==== Okuma metni

Öncesinde (üniversiteden beri yapışık ikiz şeklinde yaşadığımız) canım arkdaşım Nurcan ile Karaköy'de bir Kafe'de bir şeyler yedik.
Sonra vardık dayandık İstanbul Modern'in kapısına...
Konuyu hiç araştırmadan gittim. Sıfır bilgi ile, biliyorsunuz 'beyin bedava!' :)
Ancak yok, anlayamadım anlatılmak isteneni. Tamam bazı bölümler size fikir veriyor ama yine de biri size anlatmadan aydınlanmanız bence imkansız.
Mesela size bir örnek vereyim, aşağıdaki fotoyu Bienal'de çektim. Tahmin edin anlatılmak istenen ne?
Cevap veriyorum: 'Bir gün gelecek beyazlar, siyahların içinde azınlık olacak'.
Bu noktada asıl eleştirim şu aslında. Eserlerin yanına açıklamaları yazılmalı. Benim vaktim yoktu bebekle gittiğim için, rehber ile gezemezdim, kalın bir kitapçığı da okuyamazdım. Daha fazla insanı Bienal'e çekmek için, toplum için sanat anlayışıyla (En azından Türkiye için) daha esnek davranılabilir bence bundan sonraki Bienallerde.

========
==== Kayıt alıntıları

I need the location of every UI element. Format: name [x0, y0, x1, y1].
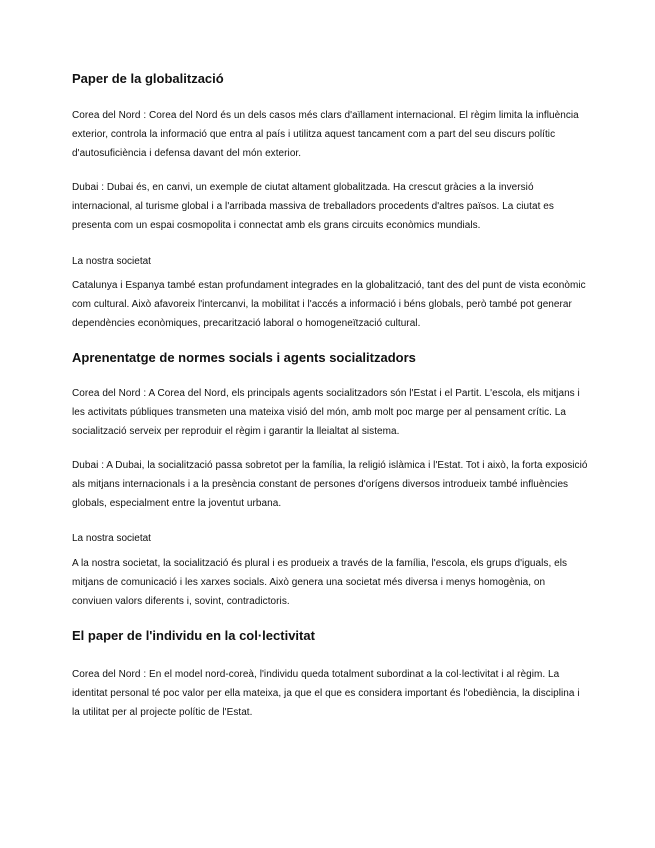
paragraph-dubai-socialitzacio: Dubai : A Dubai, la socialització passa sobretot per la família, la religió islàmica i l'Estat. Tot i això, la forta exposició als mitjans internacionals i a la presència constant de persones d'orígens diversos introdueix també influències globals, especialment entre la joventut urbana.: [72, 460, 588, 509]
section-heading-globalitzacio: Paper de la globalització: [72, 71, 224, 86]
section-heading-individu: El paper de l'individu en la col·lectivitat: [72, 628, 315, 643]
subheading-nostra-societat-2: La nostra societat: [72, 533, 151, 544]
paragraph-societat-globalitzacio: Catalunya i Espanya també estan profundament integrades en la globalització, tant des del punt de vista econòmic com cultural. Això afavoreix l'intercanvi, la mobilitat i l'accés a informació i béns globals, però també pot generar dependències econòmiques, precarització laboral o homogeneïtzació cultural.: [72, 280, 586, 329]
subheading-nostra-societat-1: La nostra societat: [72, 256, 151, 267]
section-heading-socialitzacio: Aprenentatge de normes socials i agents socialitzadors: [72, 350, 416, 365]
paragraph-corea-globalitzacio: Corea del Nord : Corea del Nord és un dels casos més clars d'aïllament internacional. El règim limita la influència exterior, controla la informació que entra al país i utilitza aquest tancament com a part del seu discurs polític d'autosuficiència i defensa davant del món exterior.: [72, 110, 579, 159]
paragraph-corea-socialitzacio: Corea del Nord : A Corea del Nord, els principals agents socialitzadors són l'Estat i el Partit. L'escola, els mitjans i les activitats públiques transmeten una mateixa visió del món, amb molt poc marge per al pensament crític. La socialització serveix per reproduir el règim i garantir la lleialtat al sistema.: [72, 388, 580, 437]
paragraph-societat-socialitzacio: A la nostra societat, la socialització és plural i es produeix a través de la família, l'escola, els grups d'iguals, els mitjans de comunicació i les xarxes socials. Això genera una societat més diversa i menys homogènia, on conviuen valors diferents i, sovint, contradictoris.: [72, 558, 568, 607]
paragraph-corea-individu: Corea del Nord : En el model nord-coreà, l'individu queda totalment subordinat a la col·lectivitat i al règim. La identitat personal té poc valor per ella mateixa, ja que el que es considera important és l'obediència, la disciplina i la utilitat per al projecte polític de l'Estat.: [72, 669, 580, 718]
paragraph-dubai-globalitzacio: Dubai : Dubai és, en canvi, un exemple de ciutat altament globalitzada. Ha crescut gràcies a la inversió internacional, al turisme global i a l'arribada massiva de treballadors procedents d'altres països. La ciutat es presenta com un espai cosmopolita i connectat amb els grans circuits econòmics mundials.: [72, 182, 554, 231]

========

**İstenen görev 1:**
Okuma metninde "Sonra vardık dayandık" sözlerinden "aydınlanmanız bence imkansız." sözlerine kadar olan kısmı hiçbir değişiklik yapmadan yeniden yazın.
**İstenen görev 2:**
Okuma metninde geçen bütün özel adları, her birini yalın hâliyle ve yalnızca bir kez yazarak sıralayın.

**Sonuç 1:**
Sonra vardık dayandık İstanbul Modern'in kapısına...
Konuyu hiç araştırmadan gittim. Sıfır bilgi ile, biliyorsunuz 'beyin bedava!' :)
Ancak yok, anlayamadım anlatılmak isteneni. Tamam bazı bölümler size fikir veriyor ama yine de biri size anlatmadan aydınlanmanız bence imkansız.

**Sonuç 2:**
Nurcan, Karaköy, İstanbul Modern, Bienal, Türkiye